## BEGIN Listing

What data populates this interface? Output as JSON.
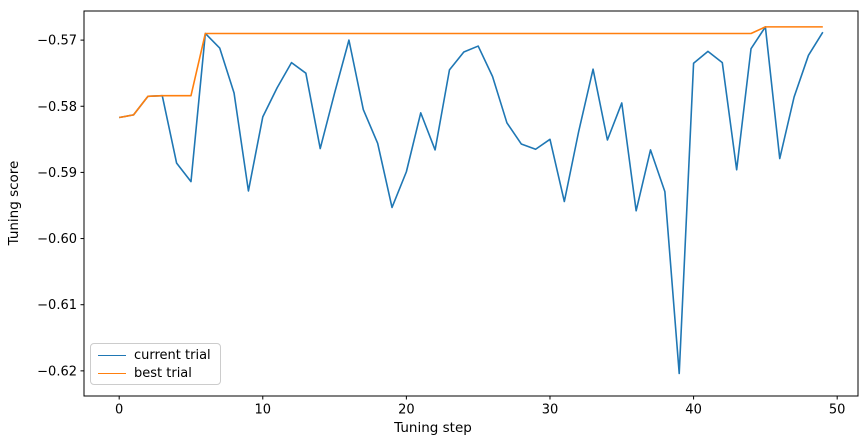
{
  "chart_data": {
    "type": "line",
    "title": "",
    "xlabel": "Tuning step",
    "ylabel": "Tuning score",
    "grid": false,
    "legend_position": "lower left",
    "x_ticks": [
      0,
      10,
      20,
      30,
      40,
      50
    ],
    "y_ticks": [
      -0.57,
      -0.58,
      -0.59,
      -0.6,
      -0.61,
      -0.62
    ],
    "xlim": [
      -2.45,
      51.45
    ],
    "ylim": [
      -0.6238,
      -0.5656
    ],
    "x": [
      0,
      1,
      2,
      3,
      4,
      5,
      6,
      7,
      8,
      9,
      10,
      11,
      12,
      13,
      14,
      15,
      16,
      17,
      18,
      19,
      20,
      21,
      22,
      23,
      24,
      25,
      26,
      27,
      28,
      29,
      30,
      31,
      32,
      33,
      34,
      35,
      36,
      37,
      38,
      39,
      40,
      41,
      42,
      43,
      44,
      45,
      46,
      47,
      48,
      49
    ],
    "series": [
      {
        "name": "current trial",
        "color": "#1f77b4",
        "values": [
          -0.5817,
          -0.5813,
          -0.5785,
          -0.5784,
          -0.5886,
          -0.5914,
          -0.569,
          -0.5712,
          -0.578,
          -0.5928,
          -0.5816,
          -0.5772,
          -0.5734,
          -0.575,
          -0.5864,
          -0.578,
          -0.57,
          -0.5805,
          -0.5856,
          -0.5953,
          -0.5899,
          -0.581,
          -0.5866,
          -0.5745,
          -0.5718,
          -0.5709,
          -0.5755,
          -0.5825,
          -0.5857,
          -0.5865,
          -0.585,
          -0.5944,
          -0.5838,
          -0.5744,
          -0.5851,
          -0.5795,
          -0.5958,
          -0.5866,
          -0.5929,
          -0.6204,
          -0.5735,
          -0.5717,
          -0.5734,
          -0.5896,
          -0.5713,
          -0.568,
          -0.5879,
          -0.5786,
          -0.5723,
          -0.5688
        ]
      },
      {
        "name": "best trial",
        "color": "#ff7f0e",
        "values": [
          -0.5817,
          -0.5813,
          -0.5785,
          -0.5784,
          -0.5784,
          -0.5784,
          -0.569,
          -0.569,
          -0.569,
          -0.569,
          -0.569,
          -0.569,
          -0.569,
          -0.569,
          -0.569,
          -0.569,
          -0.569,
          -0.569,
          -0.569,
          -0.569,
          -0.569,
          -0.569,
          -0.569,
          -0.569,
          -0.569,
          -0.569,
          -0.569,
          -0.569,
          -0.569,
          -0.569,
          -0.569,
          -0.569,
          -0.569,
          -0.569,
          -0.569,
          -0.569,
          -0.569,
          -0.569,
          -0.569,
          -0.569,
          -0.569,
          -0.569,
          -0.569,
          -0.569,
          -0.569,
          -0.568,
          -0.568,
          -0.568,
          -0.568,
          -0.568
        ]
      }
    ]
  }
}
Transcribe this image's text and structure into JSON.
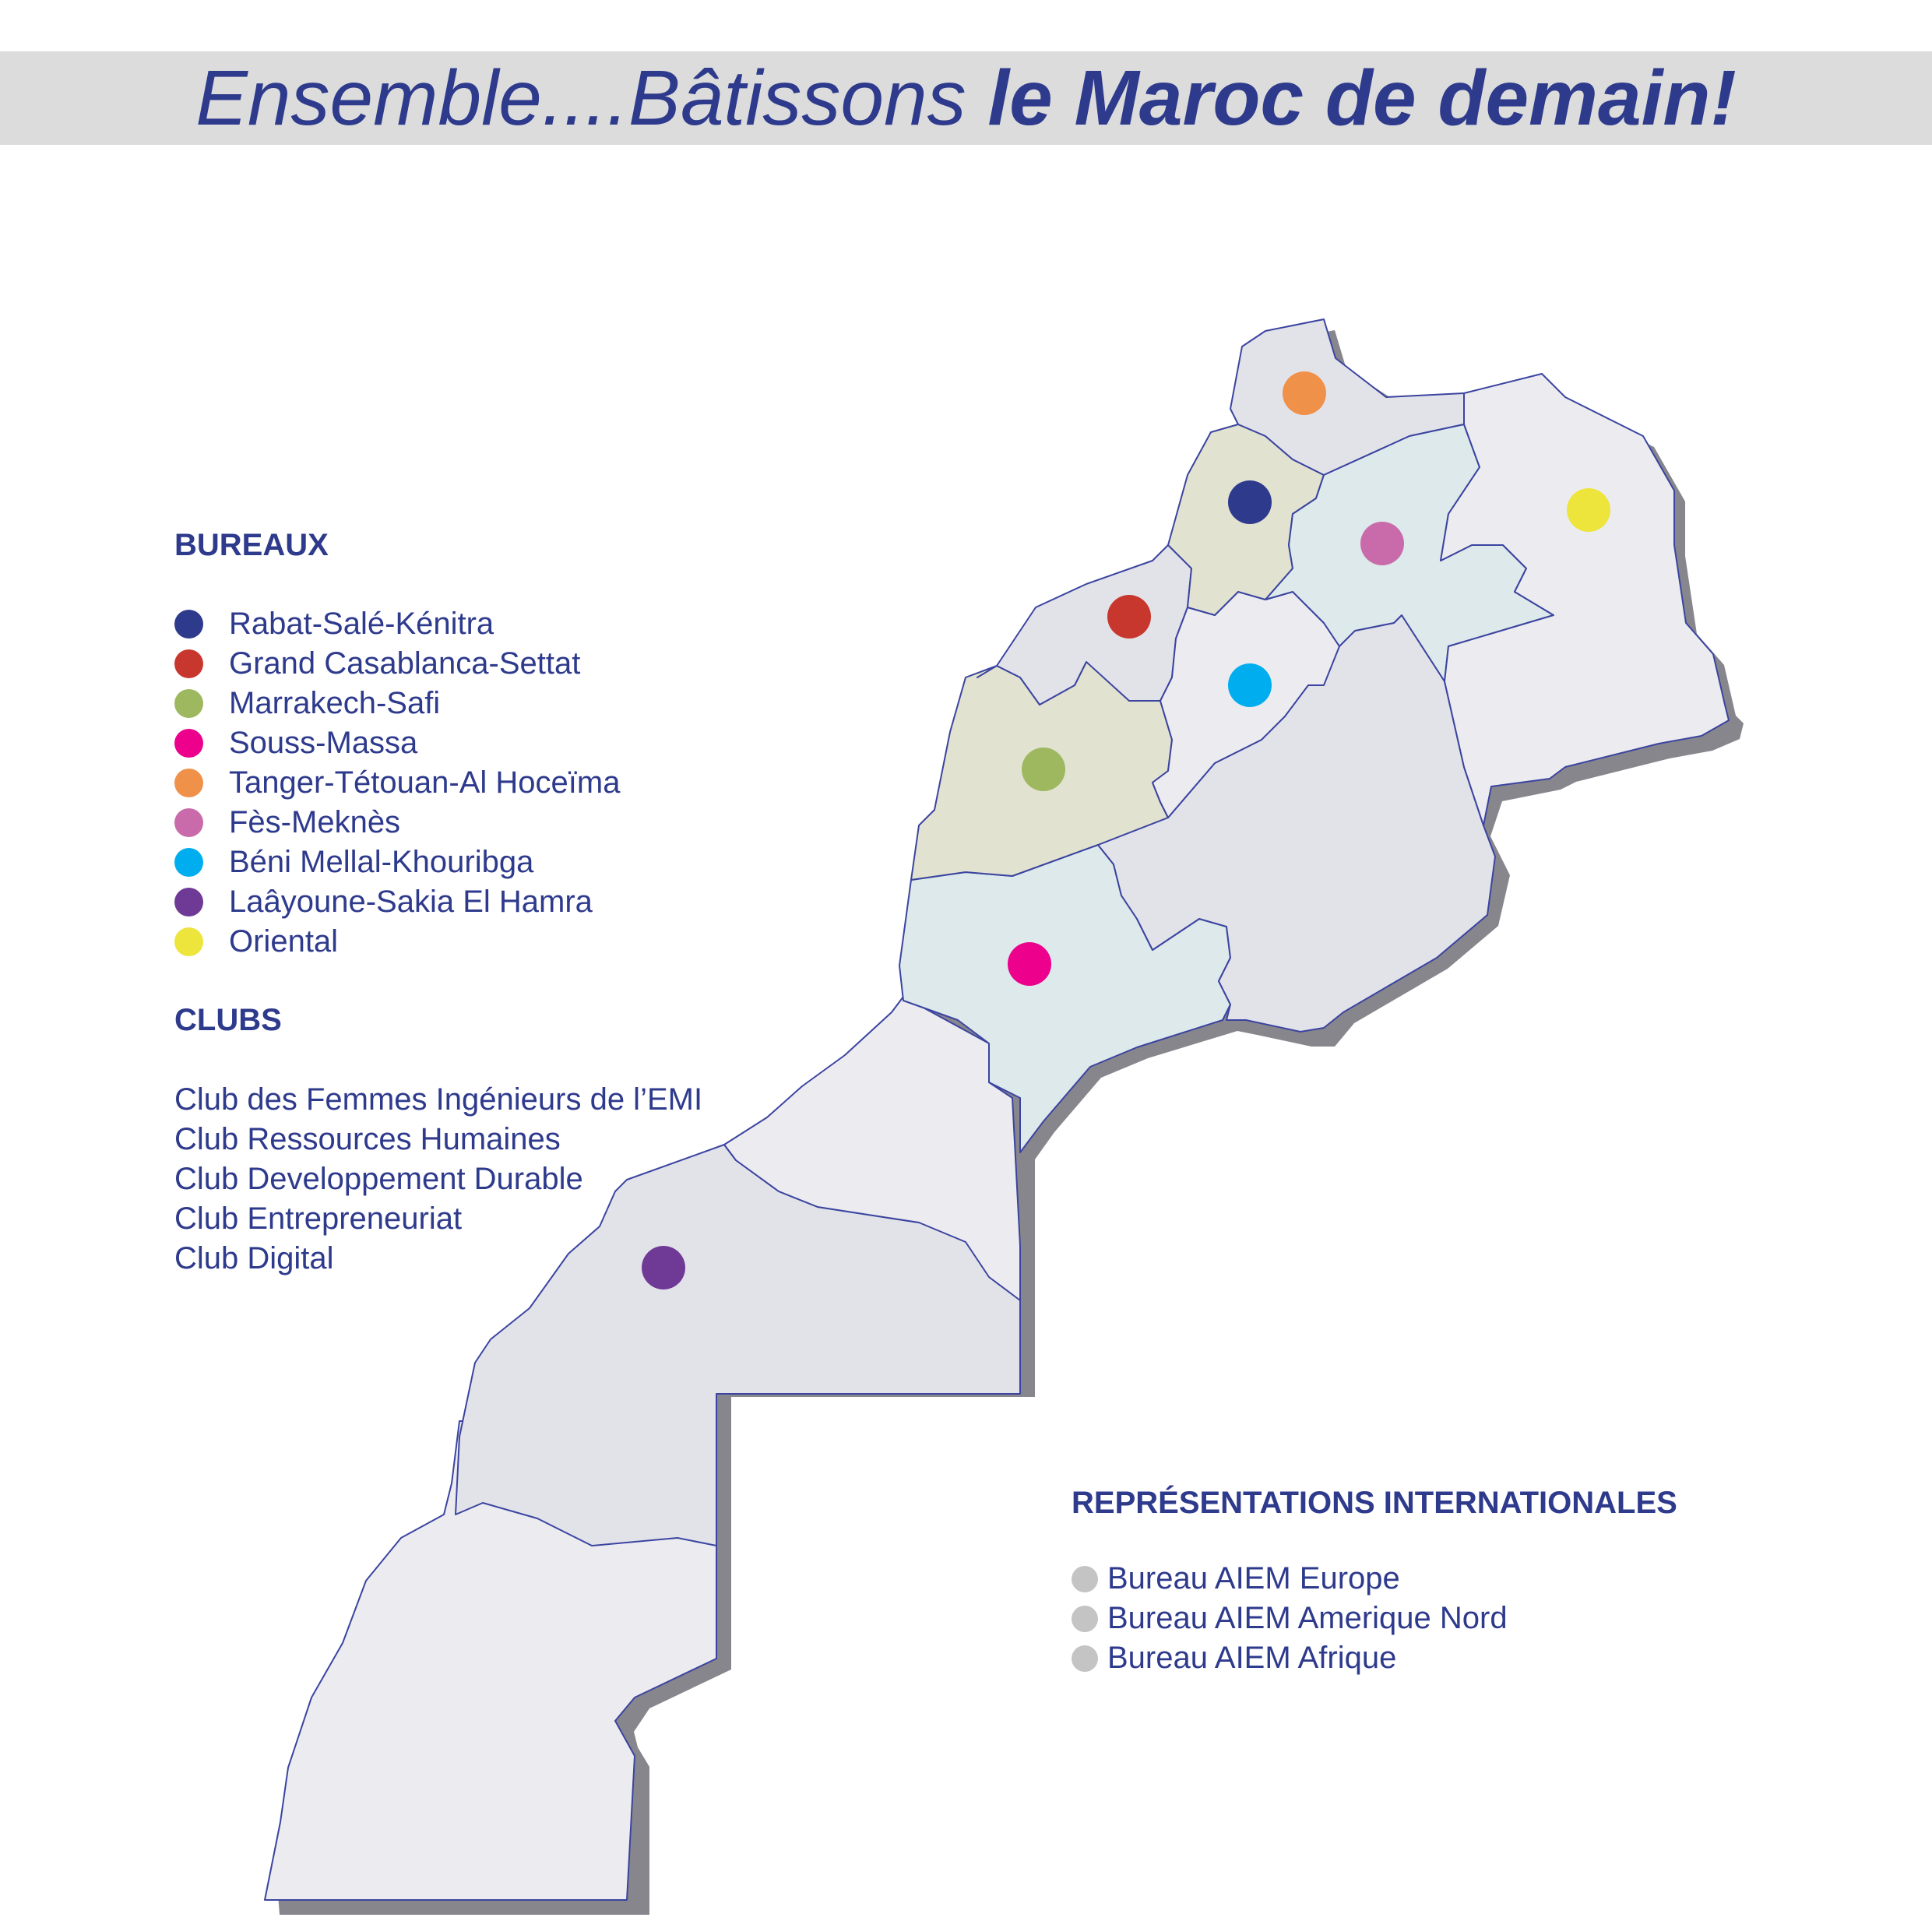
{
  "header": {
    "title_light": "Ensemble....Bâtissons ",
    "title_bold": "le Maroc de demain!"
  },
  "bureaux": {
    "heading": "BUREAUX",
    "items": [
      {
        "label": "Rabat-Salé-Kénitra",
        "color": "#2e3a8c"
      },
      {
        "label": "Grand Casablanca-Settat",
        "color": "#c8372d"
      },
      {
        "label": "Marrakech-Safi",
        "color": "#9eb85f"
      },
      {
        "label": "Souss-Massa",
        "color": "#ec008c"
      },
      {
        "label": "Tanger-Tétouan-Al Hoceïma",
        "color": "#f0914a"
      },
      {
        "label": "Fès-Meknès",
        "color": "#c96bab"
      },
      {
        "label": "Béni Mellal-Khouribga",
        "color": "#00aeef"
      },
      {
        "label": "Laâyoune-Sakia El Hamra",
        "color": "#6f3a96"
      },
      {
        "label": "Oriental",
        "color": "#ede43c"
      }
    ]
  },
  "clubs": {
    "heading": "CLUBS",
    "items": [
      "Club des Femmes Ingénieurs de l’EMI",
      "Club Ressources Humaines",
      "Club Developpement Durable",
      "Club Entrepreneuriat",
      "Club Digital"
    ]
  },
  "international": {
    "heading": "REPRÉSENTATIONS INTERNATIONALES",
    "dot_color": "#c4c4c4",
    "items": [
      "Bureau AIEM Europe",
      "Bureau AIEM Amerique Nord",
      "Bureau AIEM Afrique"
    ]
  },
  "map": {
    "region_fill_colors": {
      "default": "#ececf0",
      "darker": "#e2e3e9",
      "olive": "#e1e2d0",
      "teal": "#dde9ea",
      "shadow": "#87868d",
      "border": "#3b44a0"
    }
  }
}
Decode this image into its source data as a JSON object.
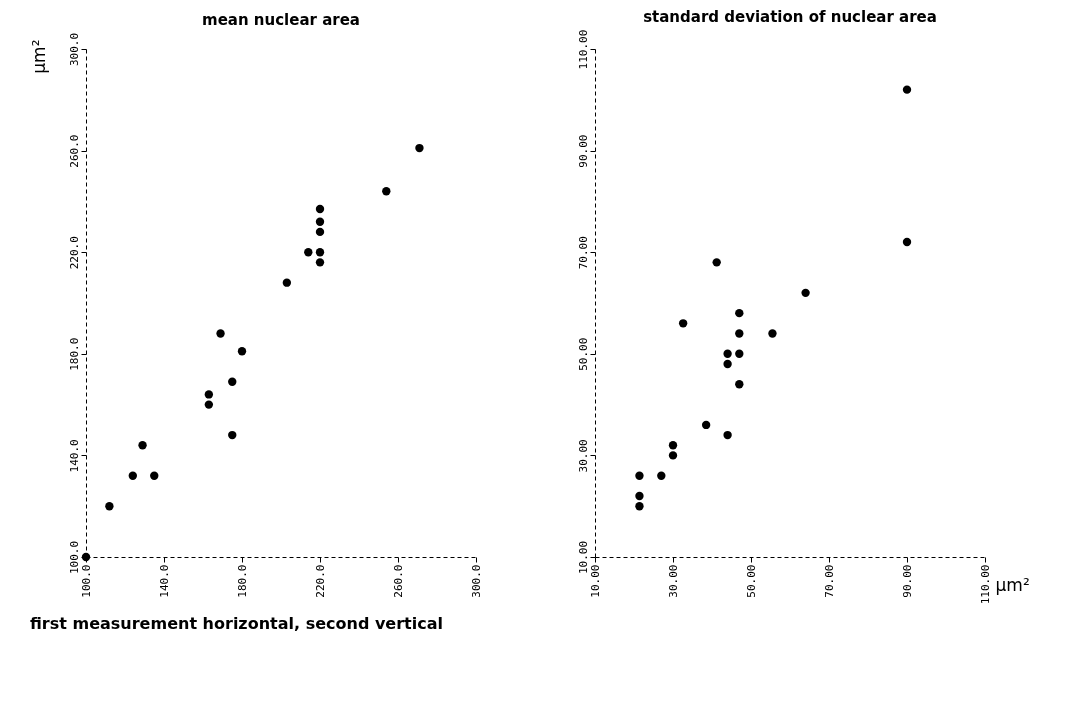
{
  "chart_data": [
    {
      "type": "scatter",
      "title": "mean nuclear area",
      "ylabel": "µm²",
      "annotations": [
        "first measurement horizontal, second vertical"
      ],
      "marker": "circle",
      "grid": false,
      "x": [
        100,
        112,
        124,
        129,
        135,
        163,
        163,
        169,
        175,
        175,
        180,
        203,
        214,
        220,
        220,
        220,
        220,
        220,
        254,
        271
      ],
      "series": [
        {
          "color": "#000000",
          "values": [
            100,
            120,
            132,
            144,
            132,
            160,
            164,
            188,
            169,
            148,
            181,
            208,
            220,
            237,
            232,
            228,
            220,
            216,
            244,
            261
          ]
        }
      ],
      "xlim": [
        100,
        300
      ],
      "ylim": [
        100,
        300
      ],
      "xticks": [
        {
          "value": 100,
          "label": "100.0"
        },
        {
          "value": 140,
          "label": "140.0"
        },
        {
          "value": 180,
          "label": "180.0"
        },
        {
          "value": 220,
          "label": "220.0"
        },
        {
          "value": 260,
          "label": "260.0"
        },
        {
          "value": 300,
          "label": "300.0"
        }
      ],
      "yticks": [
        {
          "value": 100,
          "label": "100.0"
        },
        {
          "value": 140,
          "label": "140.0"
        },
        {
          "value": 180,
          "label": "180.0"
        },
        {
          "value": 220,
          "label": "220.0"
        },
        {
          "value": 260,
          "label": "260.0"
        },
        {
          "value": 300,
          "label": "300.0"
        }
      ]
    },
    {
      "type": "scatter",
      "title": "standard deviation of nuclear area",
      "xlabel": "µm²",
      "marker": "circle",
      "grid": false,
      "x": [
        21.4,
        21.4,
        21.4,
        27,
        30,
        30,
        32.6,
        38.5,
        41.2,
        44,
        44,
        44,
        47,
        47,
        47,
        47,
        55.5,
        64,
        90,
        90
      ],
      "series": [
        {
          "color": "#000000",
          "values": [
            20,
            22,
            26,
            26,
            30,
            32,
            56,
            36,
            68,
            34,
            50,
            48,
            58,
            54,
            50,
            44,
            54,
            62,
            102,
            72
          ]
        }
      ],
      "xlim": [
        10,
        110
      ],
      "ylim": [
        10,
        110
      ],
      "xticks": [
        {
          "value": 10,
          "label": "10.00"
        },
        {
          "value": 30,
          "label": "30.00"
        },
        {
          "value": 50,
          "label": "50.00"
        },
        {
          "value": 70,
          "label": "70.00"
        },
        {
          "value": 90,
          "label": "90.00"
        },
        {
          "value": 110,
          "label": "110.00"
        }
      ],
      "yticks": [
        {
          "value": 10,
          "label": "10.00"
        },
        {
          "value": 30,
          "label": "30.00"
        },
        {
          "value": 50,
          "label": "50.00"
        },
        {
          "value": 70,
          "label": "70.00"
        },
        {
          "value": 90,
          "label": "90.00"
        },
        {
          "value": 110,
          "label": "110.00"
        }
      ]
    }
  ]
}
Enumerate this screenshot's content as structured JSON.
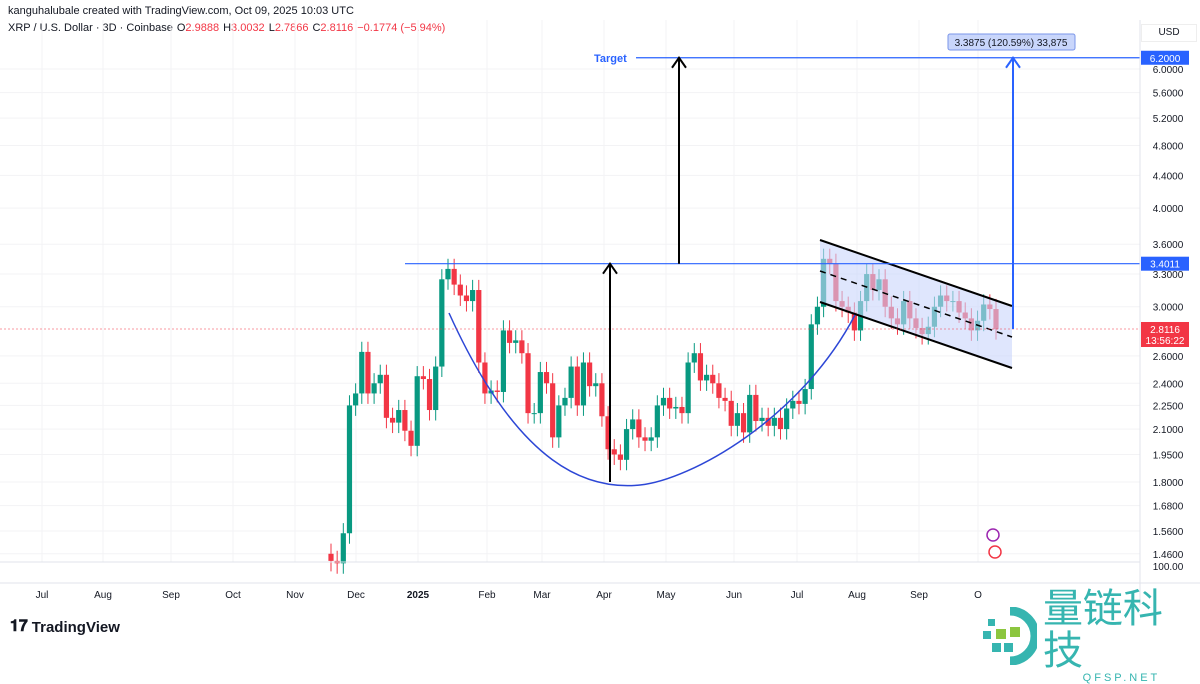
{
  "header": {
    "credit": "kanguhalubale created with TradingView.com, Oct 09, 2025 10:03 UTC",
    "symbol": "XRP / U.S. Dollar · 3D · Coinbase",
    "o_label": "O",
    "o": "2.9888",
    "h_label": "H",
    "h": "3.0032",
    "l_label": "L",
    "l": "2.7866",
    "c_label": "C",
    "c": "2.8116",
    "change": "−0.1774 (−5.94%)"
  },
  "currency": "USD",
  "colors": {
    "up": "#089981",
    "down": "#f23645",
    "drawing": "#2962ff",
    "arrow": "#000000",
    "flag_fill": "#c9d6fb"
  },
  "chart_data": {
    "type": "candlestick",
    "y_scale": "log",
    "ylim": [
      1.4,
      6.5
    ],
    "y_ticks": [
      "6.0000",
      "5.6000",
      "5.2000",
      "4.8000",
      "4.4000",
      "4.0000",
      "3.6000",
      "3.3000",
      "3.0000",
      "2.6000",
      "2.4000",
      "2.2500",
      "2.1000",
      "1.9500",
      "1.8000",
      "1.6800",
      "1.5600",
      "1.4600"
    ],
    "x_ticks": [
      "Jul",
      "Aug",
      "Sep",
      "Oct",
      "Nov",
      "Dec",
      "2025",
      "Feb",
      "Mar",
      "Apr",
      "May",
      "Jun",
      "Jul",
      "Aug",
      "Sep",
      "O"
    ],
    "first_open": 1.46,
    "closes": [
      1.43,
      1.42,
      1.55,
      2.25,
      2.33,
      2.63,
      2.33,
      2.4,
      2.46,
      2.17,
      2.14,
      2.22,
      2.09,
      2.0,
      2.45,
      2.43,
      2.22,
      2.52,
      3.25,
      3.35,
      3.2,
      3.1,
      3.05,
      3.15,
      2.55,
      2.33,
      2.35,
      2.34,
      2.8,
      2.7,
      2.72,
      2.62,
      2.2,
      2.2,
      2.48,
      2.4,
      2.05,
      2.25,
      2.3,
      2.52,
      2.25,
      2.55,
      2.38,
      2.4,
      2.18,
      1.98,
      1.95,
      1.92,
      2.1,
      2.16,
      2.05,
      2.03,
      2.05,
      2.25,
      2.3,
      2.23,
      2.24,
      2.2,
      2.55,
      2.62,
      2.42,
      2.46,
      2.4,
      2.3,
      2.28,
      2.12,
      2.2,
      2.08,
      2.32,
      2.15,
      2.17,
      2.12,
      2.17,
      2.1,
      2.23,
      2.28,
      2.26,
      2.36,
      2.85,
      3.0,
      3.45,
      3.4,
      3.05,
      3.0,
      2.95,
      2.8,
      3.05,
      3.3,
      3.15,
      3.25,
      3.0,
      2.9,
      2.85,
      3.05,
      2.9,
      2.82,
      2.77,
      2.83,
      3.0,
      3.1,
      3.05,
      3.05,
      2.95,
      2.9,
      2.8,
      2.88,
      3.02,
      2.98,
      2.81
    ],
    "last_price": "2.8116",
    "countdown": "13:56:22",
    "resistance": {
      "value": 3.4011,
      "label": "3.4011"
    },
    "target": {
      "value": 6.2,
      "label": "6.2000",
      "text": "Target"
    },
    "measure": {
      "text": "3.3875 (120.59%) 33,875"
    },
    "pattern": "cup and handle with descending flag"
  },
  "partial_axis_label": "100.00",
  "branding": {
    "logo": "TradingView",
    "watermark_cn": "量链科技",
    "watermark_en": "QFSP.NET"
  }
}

## END Listing

* _Task objective_:
Pick out the lines that include the word "AIEM" and write them out.

* _Result below_:
      "Bureau AIEM Europe",
      "Bureau AIEM Amerique Nord",
      "Bureau AIEM Afrique"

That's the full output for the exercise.